PROMPT ▸ Scan the data below for the string "CIDR". Copy every line where it appears.

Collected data
* * * *
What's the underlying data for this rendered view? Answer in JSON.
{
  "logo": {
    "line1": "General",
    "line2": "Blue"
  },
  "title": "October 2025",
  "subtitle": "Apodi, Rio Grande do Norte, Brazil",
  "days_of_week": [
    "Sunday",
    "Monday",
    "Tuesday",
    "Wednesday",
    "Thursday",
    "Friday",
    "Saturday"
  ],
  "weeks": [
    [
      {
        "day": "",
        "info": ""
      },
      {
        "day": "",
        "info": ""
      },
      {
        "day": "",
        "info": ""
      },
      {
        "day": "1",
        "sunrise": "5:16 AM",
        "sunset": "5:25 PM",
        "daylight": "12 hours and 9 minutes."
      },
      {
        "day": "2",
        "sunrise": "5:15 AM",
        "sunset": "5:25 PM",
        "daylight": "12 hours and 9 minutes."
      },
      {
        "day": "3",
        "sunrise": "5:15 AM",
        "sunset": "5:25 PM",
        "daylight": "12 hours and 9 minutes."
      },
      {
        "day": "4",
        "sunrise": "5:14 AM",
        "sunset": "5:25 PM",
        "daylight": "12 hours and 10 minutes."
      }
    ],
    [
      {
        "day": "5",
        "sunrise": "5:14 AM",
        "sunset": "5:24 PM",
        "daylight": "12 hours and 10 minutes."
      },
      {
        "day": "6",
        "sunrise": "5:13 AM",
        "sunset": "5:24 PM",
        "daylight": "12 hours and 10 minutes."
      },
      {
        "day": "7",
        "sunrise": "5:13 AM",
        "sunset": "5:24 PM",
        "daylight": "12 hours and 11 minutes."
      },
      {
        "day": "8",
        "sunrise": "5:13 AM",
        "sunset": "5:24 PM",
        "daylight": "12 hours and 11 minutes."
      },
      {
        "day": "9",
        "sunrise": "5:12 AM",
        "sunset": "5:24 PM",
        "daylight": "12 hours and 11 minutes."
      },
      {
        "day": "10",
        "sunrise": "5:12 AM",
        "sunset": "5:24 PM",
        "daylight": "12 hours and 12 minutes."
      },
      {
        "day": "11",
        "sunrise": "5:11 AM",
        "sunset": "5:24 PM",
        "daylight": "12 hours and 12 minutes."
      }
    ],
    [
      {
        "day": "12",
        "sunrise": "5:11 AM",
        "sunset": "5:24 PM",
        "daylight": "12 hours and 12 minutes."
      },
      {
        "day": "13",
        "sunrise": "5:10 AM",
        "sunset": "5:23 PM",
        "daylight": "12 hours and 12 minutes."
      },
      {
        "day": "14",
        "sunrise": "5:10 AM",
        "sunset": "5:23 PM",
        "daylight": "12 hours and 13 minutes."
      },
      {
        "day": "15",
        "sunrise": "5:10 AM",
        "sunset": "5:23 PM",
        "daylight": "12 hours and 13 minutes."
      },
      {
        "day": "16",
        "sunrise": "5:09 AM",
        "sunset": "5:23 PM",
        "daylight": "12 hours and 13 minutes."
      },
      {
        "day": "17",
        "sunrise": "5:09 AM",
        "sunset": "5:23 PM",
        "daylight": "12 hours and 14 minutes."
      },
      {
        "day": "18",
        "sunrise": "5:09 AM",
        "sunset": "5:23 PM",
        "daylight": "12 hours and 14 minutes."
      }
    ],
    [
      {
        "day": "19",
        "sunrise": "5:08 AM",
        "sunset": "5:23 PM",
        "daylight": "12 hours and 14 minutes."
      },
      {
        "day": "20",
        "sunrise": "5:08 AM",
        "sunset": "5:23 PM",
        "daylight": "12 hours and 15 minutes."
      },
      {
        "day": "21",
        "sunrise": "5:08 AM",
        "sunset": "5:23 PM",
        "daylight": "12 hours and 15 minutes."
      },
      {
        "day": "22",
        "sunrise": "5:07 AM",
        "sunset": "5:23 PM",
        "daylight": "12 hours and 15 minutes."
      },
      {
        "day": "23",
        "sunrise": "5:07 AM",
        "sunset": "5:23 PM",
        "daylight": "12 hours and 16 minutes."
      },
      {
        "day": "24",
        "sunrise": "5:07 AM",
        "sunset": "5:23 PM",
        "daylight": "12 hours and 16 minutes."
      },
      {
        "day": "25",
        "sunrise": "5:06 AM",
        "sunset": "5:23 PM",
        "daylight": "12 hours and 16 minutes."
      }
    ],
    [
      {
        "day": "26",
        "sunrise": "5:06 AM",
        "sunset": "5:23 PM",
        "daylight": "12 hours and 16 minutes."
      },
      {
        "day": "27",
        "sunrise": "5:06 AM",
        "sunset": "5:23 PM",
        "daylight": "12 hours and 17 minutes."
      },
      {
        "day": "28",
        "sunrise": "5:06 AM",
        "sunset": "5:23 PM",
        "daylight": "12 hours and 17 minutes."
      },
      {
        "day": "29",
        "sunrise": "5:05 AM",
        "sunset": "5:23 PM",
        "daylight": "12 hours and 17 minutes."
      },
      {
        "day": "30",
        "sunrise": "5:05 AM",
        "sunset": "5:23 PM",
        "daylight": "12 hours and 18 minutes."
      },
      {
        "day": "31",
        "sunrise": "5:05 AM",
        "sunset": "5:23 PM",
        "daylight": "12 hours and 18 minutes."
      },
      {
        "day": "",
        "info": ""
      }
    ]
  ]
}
* * * *
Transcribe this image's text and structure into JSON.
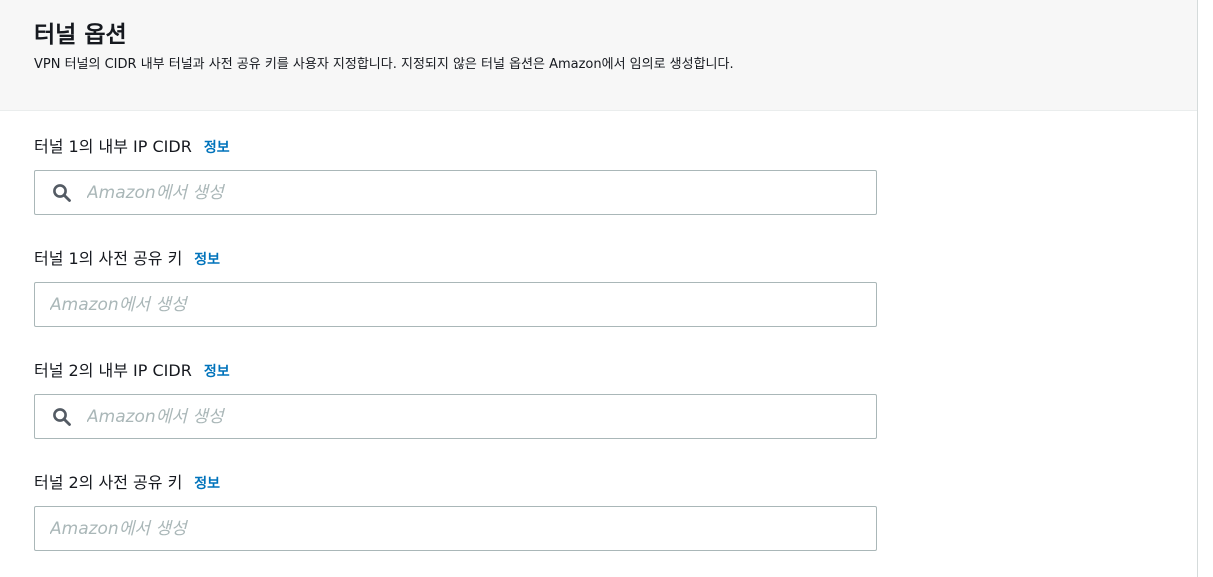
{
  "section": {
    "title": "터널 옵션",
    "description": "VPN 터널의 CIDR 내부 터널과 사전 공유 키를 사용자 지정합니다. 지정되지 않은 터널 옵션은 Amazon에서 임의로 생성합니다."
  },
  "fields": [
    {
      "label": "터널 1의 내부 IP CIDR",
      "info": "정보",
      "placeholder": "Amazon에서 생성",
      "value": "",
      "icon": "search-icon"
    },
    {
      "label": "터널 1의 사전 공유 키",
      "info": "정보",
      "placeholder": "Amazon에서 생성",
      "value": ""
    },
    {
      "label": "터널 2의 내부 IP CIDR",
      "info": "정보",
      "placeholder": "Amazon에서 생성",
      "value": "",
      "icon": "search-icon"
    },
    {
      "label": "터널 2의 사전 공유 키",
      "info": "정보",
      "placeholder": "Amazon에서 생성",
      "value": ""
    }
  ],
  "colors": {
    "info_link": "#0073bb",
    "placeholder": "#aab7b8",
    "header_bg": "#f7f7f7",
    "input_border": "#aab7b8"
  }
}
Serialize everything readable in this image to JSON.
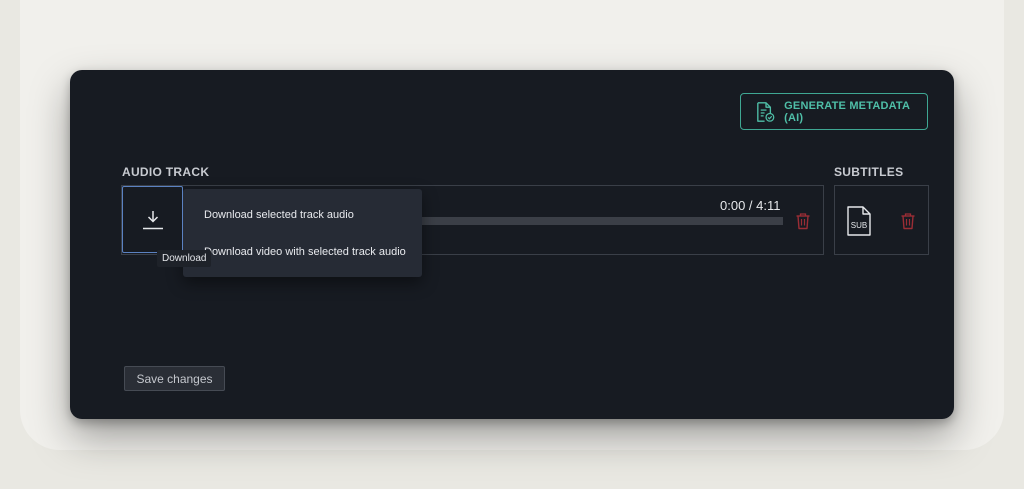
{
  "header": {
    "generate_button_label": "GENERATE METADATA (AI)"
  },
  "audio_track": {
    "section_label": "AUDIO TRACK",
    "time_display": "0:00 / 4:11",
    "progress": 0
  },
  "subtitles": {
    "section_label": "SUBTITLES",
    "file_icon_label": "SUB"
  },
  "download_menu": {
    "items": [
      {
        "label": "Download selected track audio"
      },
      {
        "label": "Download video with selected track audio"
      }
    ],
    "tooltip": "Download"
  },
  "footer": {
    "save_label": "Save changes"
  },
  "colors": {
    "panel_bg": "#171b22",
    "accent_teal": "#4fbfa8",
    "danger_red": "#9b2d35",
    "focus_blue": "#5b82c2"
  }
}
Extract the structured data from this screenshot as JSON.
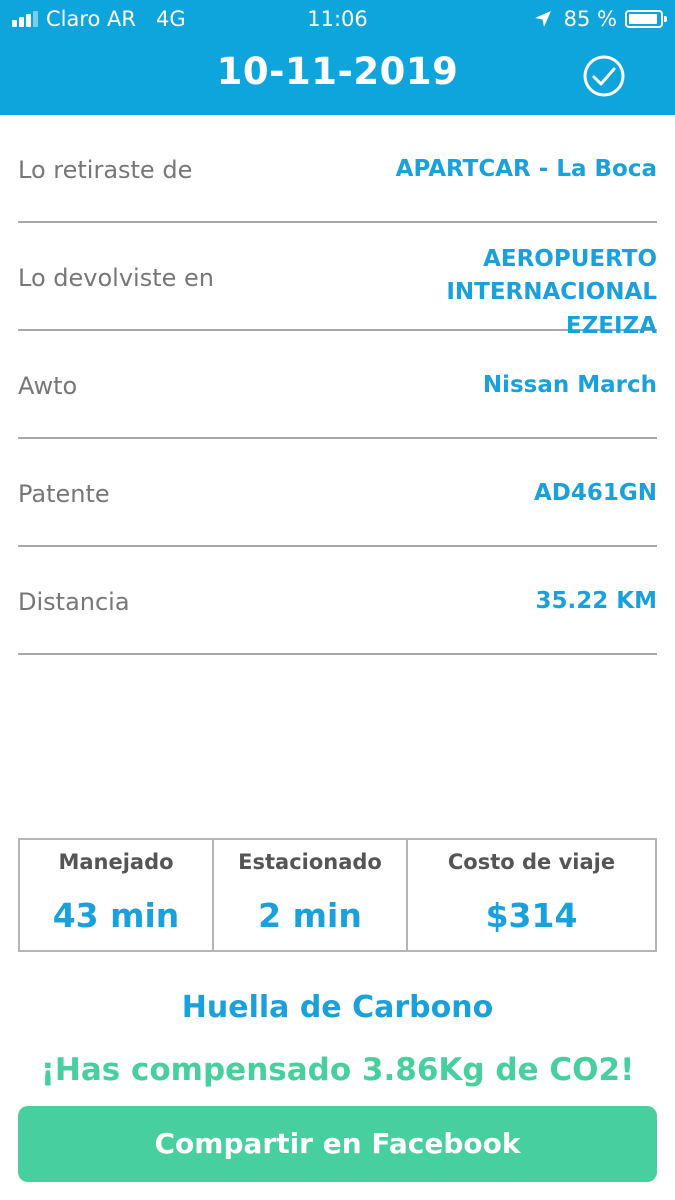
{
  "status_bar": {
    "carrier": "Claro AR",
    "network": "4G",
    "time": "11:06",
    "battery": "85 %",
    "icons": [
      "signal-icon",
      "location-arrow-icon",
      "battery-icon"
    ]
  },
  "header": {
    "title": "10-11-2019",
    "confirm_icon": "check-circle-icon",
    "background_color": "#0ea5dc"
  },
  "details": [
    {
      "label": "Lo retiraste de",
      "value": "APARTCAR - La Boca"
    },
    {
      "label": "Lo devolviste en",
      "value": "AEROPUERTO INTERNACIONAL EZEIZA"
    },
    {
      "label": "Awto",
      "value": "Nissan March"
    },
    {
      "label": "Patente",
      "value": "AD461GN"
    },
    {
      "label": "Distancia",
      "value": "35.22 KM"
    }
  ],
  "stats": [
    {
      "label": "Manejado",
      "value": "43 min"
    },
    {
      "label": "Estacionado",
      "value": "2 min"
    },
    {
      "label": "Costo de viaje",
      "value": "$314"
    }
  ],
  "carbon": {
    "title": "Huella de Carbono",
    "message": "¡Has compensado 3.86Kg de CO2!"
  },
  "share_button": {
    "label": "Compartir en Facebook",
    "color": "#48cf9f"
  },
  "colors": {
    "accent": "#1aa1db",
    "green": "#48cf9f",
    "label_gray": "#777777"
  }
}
* * * *
SOLUTION TO THIS PROBLEM ▸
    "description": "VPN 터널의 CIDR 내부 터널과 사전 공유 키를 사용자 지정합니다. 지정되지 않은 터널 옵션은 Amazon에서 임의로 생성합니다."
      "label": "터널 1의 내부 IP CIDR",
      "label": "터널 2의 내부 IP CIDR",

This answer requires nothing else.